### SET PROBLEM
For this exercise, repeat all of the material verbatim apart from its images.

### DATA

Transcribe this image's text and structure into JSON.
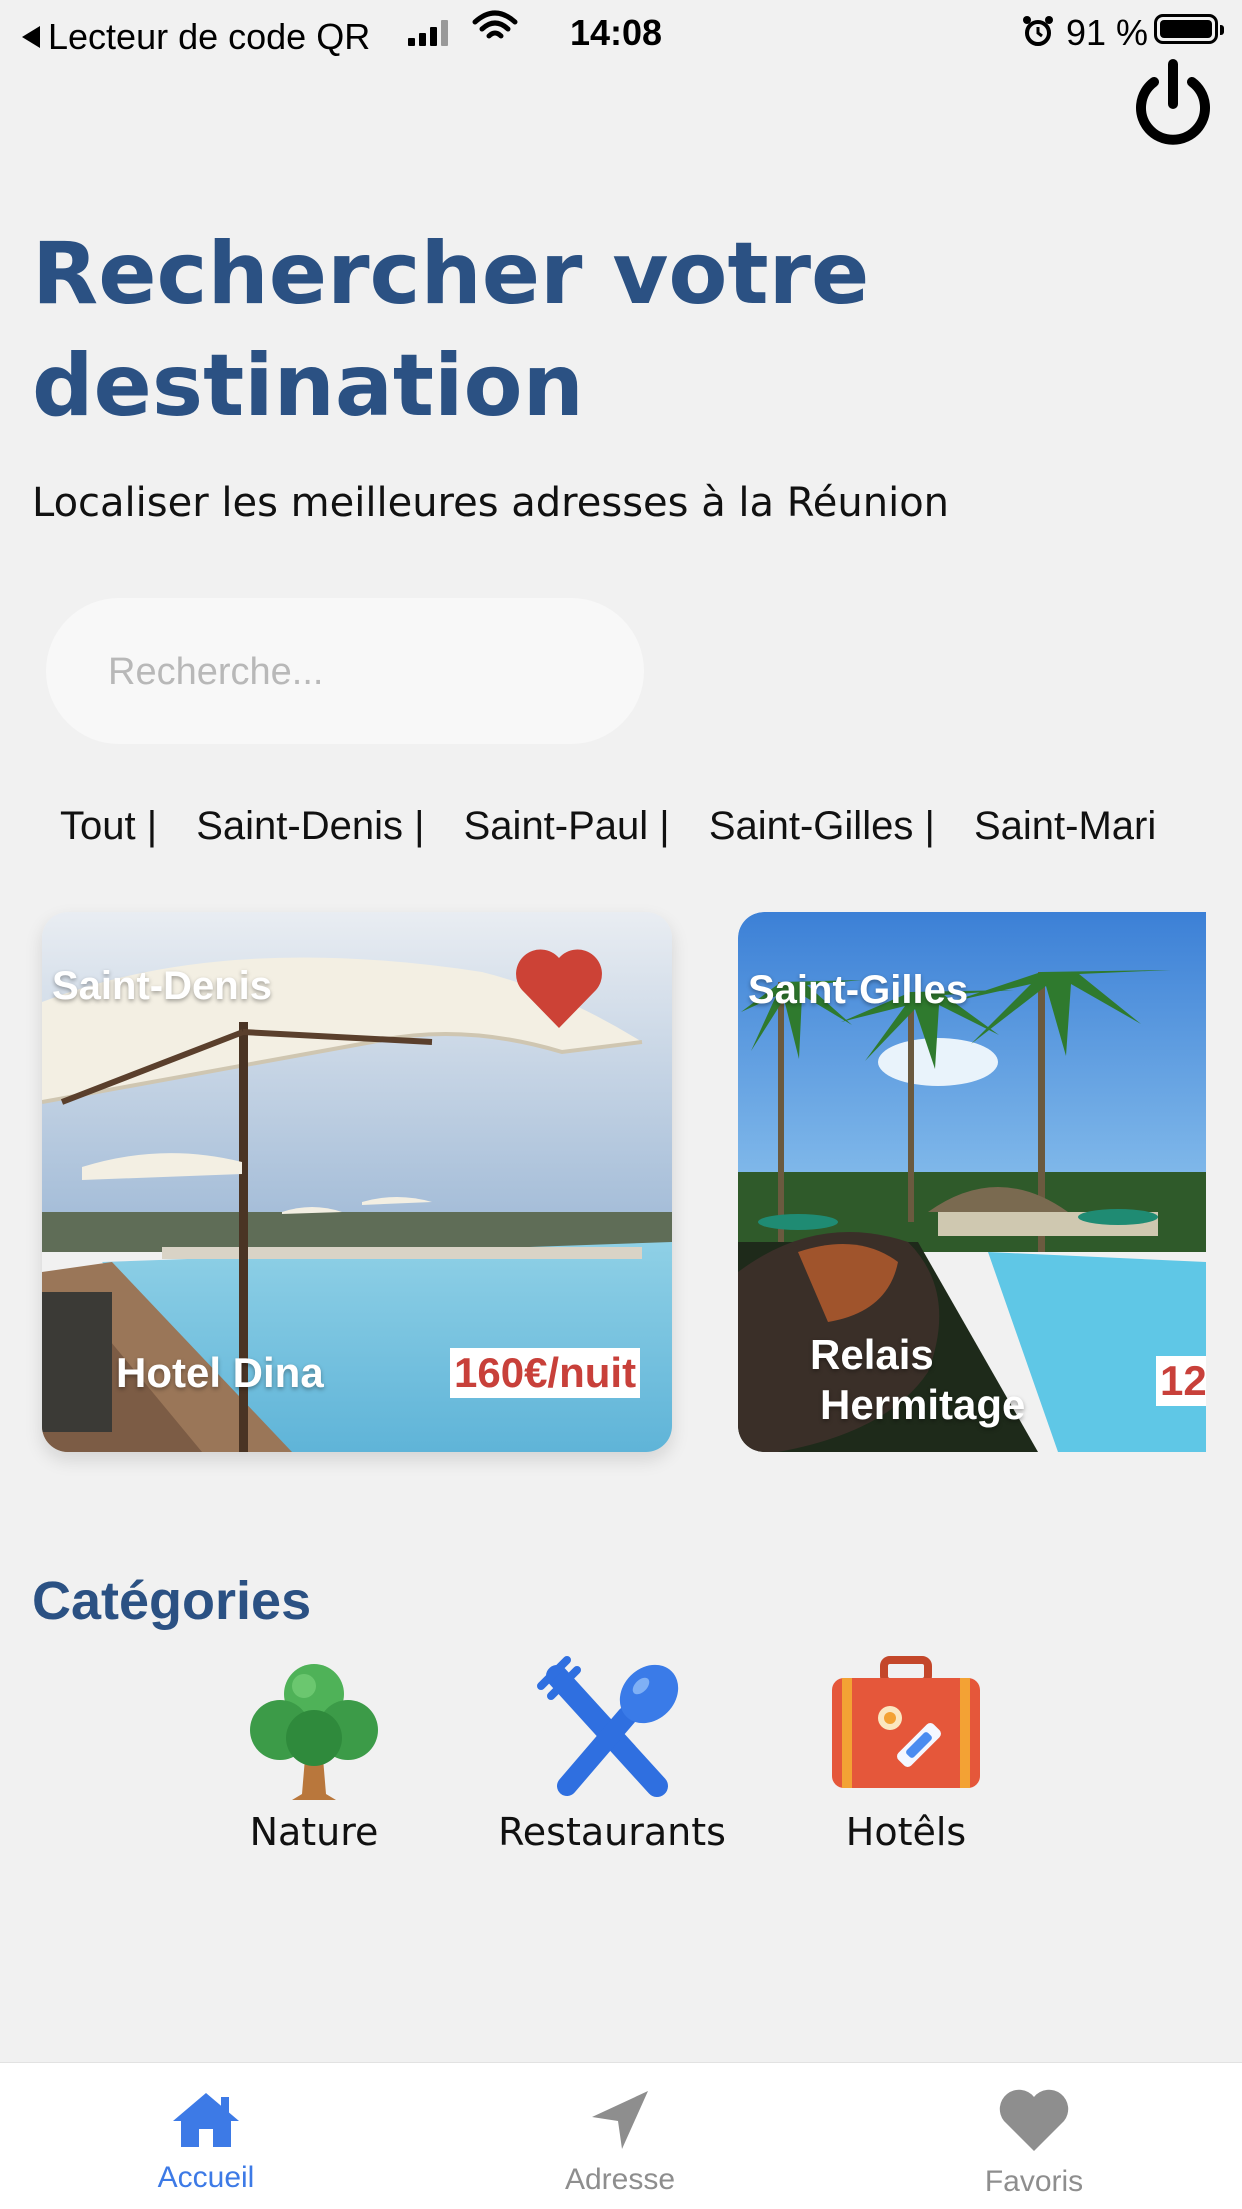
{
  "status_bar": {
    "back_app": "Lecteur de code QR",
    "time": "14:08",
    "battery": "91 %"
  },
  "header": {
    "title": "Rechercher votre destination",
    "subtitle": "Localiser les meilleures adresses à la Réunion"
  },
  "search": {
    "placeholder": "Recherche..."
  },
  "city_filters": [
    "Tout |",
    "Saint-Denis |",
    "Saint-Paul |",
    "Saint-Gilles |",
    "Saint-Mari"
  ],
  "cards": [
    {
      "city": "Saint-Denis",
      "name": "Hotel Dina",
      "price": "160€/nuit",
      "favorite": true
    },
    {
      "city": "Saint-Gilles",
      "name_line1": "Relais",
      "name_line2": "Hermitage",
      "price": "12"
    }
  ],
  "categories": {
    "title": "Catégories",
    "items": [
      {
        "label": "Nature",
        "icon": "tree-icon"
      },
      {
        "label": "Restaurants",
        "icon": "fork-spoon-icon"
      },
      {
        "label": "Hotêls",
        "icon": "suitcase-icon"
      }
    ]
  },
  "tabs": [
    {
      "label": "Accueil",
      "icon": "home-icon",
      "active": true
    },
    {
      "label": "Adresse",
      "icon": "location-arrow-icon",
      "active": false
    },
    {
      "label": "Favoris",
      "icon": "heart-icon",
      "active": false
    }
  ],
  "colors": {
    "title": "#2b5183",
    "active_tab": "#3d7ae6",
    "price": "#c8403a",
    "heart": "#cc4236"
  }
}
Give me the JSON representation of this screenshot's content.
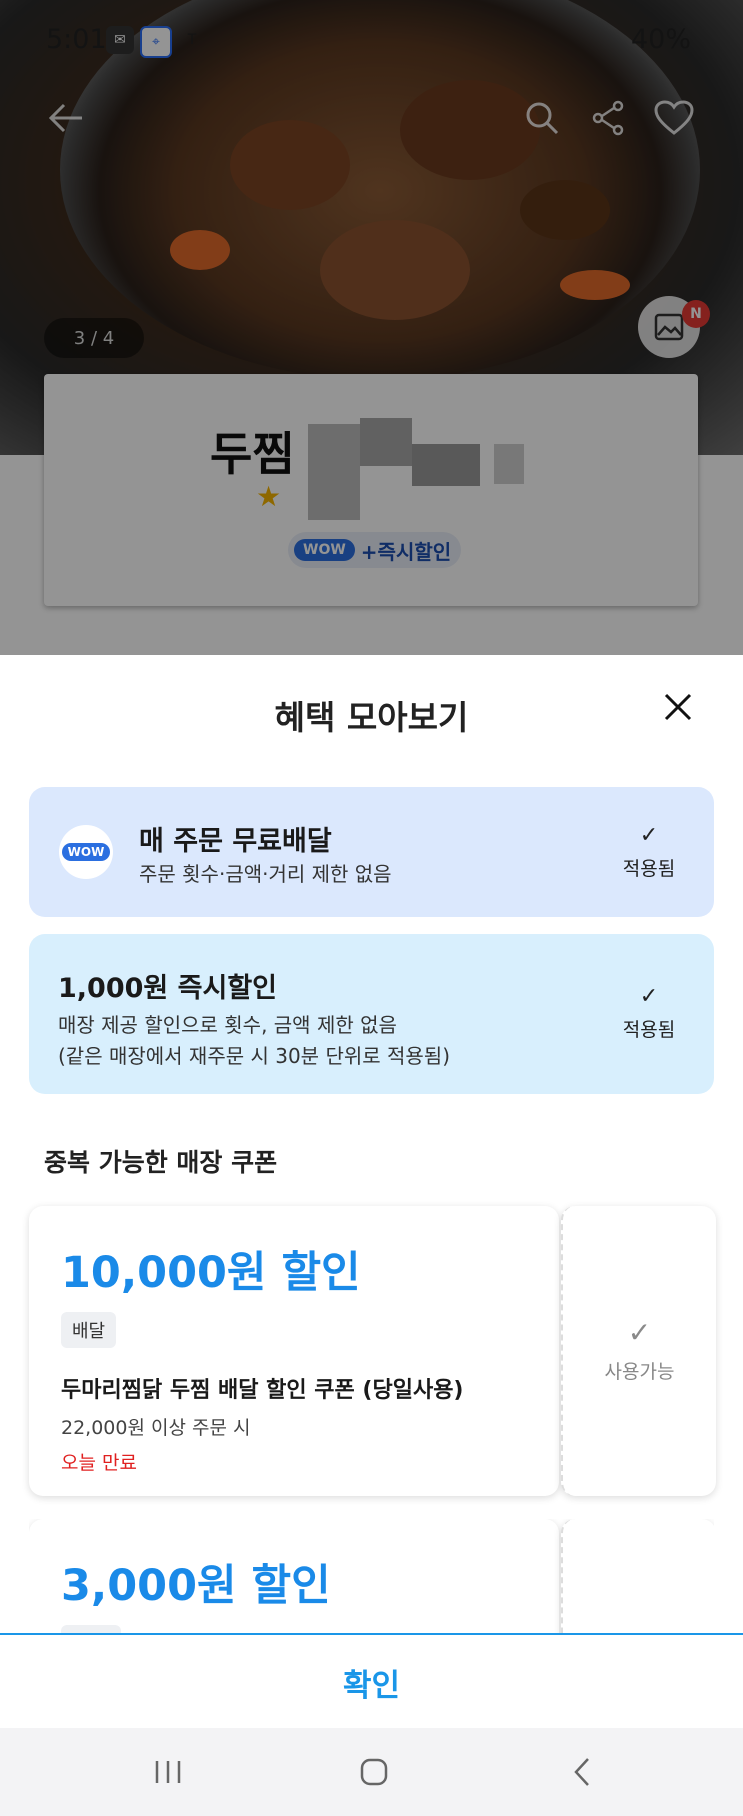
{
  "status_bar": {
    "time": "5:01",
    "right_text": "40%"
  },
  "hero": {
    "pager": "3 / 4",
    "gallery_badge": "N"
  },
  "store": {
    "name": "두찜",
    "tag_wow": "WOW",
    "tag_text": "+즉시할인"
  },
  "sheet": {
    "title": "혜택 모아보기",
    "benefits": [
      {
        "badge": "WOW",
        "title": "매 주문 무료배달",
        "desc": "주문 횟수·금액·거리 제한 없음",
        "status": "적용됨"
      },
      {
        "title": "1,000원 즉시할인",
        "desc1": "매장 제공 할인으로 횟수, 금액 제한 없음",
        "desc2": "(같은 매장에서 재주문 시 30분 단위로 적용됨)",
        "status": "적용됨"
      }
    ],
    "coupon_section_title": "중복 가능한 매장 쿠폰",
    "coupons": [
      {
        "amount": "10,000원 할인",
        "chip": "배달",
        "name": "두마리찜닭 두찜 배달 할인 쿠폰 (당일사용)",
        "condition": "22,000원 이상 주문 시",
        "expiry": "오늘 만료",
        "status": "사용가능"
      },
      {
        "amount": "3,000원 할인"
      }
    ],
    "confirm_label": "확인"
  },
  "colors": {
    "accent": "#1a96e8",
    "coupon_amount": "#1a8ae8",
    "wow_bg": "#dbe8fd",
    "instant_bg": "#d8effd",
    "expiry": "#e02020"
  }
}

### EXERCISE RESPONSE
Transcribe this image's text and structure into JSON.
{
  "status_bar": {
    "back_app": "Lecteur de code QR",
    "time": "14:08",
    "battery": "91 %"
  },
  "header": {
    "title": "Rechercher votre destination",
    "subtitle": "Localiser les meilleures adresses à la Réunion"
  },
  "search": {
    "placeholder": "Recherche..."
  },
  "city_filters": [
    "Tout |",
    "Saint-Denis |",
    "Saint-Paul |",
    "Saint-Gilles |",
    "Saint-Mari"
  ],
  "cards": [
    {
      "city": "Saint-Denis",
      "name": "Hotel Dina",
      "price": "160€/nuit",
      "favorite": true
    },
    {
      "city": "Saint-Gilles",
      "name_line1": "Relais",
      "name_line2": "Hermitage",
      "price": "12"
    }
  ],
  "categories": {
    "title": "Catégories",
    "items": [
      {
        "label": "Nature",
        "icon": "tree-icon"
      },
      {
        "label": "Restaurants",
        "icon": "fork-spoon-icon"
      },
      {
        "label": "Hotêls",
        "icon": "suitcase-icon"
      }
    ]
  },
  "tabs": [
    {
      "label": "Accueil",
      "icon": "home-icon",
      "active": true
    },
    {
      "label": "Adresse",
      "icon": "location-arrow-icon",
      "active": false
    },
    {
      "label": "Favoris",
      "icon": "heart-icon",
      "active": false
    }
  ],
  "colors": {
    "title": "#2b5183",
    "active_tab": "#3d7ae6",
    "price": "#c8403a",
    "heart": "#cc4236"
  }
}
Give me the JSON representation of this screenshot's content.
{
  "status_bar": {
    "time": "5:01",
    "right_text": "40%"
  },
  "hero": {
    "pager": "3 / 4",
    "gallery_badge": "N"
  },
  "store": {
    "name": "두찜",
    "tag_wow": "WOW",
    "tag_text": "+즉시할인"
  },
  "sheet": {
    "title": "혜택 모아보기",
    "benefits": [
      {
        "badge": "WOW",
        "title": "매 주문 무료배달",
        "desc": "주문 횟수·금액·거리 제한 없음",
        "status": "적용됨"
      },
      {
        "title": "1,000원 즉시할인",
        "desc1": "매장 제공 할인으로 횟수, 금액 제한 없음",
        "desc2": "(같은 매장에서 재주문 시 30분 단위로 적용됨)",
        "status": "적용됨"
      }
    ],
    "coupon_section_title": "중복 가능한 매장 쿠폰",
    "coupons": [
      {
        "amount": "10,000원 할인",
        "chip": "배달",
        "name": "두마리찜닭 두찜 배달 할인 쿠폰 (당일사용)",
        "condition": "22,000원 이상 주문 시",
        "expiry": "오늘 만료",
        "status": "사용가능"
      },
      {
        "amount": "3,000원 할인"
      }
    ],
    "confirm_label": "확인"
  },
  "colors": {
    "accent": "#1a96e8",
    "coupon_amount": "#1a8ae8",
    "wow_bg": "#dbe8fd",
    "instant_bg": "#d8effd",
    "expiry": "#e02020"
  }
}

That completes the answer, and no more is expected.